THE REQUEST —
Filter the entries, keeping every line with the word "deviation".
--- START OF SUPPLIED DATA ---
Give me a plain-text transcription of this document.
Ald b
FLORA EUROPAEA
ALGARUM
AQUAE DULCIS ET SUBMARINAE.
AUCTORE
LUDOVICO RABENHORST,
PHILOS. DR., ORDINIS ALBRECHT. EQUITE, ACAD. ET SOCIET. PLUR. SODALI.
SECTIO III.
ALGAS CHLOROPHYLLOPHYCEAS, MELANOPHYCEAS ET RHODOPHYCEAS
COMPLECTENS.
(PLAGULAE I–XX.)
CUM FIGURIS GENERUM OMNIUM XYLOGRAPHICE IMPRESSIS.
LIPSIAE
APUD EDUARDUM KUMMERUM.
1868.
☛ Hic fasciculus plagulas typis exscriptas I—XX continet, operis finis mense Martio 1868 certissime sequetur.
--- END OF SUPPLIED DATA ---
--- START OF SUPPLIED DATA ---
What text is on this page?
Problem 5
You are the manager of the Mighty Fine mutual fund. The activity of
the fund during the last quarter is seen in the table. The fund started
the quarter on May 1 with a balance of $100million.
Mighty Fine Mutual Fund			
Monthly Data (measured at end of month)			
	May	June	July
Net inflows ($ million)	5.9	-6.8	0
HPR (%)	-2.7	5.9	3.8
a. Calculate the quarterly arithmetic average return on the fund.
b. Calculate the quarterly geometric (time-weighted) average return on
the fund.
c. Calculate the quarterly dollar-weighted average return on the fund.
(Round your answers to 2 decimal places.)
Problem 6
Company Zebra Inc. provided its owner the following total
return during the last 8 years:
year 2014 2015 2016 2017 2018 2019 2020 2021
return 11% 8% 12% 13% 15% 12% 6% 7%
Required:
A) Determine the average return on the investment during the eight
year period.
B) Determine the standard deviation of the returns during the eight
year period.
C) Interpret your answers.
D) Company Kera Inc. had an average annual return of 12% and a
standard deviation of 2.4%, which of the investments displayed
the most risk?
--- END OF SUPPLIED DATA ---
--- START OF SUPPLIED DATA ---
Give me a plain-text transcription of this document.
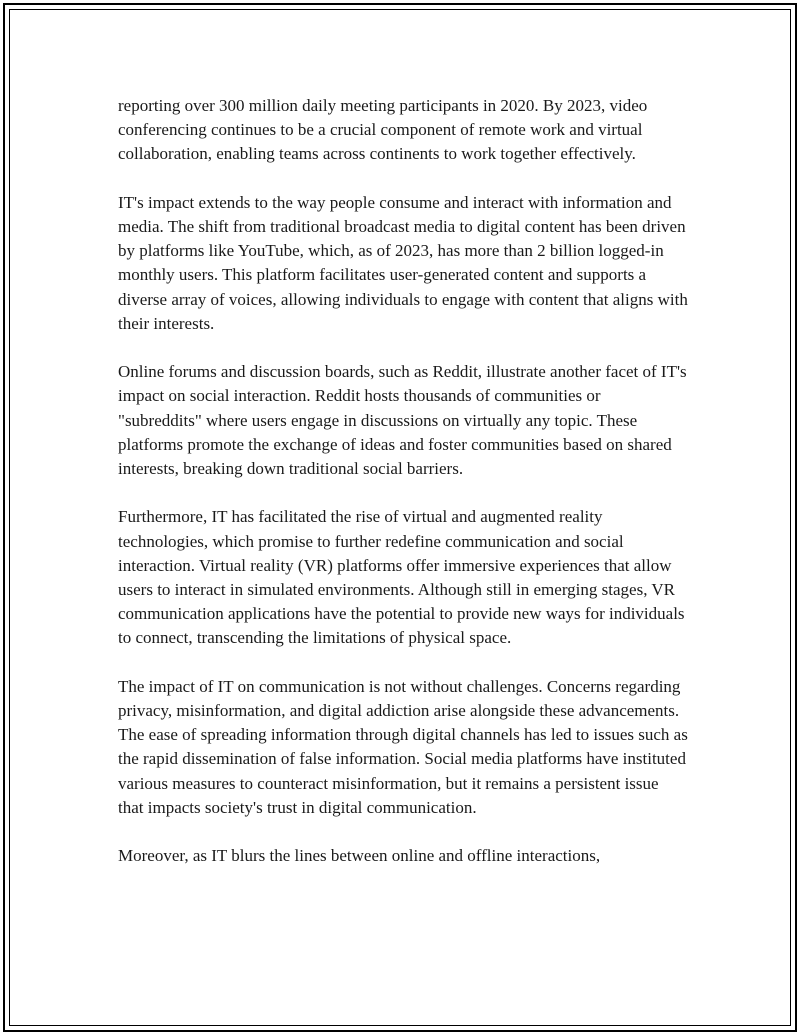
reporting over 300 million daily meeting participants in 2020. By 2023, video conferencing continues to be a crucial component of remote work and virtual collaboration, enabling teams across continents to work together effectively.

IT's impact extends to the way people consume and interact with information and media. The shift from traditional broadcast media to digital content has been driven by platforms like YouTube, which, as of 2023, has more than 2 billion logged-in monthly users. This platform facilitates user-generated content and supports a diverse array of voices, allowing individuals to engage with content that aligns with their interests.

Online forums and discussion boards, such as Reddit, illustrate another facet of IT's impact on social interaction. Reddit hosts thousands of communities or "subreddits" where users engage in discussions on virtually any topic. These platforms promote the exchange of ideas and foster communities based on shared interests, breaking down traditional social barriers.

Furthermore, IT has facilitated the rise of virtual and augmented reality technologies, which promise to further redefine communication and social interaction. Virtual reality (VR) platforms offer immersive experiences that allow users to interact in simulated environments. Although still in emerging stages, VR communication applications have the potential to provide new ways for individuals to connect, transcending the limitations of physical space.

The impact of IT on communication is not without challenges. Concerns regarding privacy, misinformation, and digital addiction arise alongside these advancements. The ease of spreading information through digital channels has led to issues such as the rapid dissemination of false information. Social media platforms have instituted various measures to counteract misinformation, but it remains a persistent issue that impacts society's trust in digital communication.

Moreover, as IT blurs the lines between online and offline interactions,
--- END OF SUPPLIED DATA ---
RESULT BELOW —
B) Determine the standard deviation of the returns during the eight
standard deviation of 2.4%, which of the investments displayed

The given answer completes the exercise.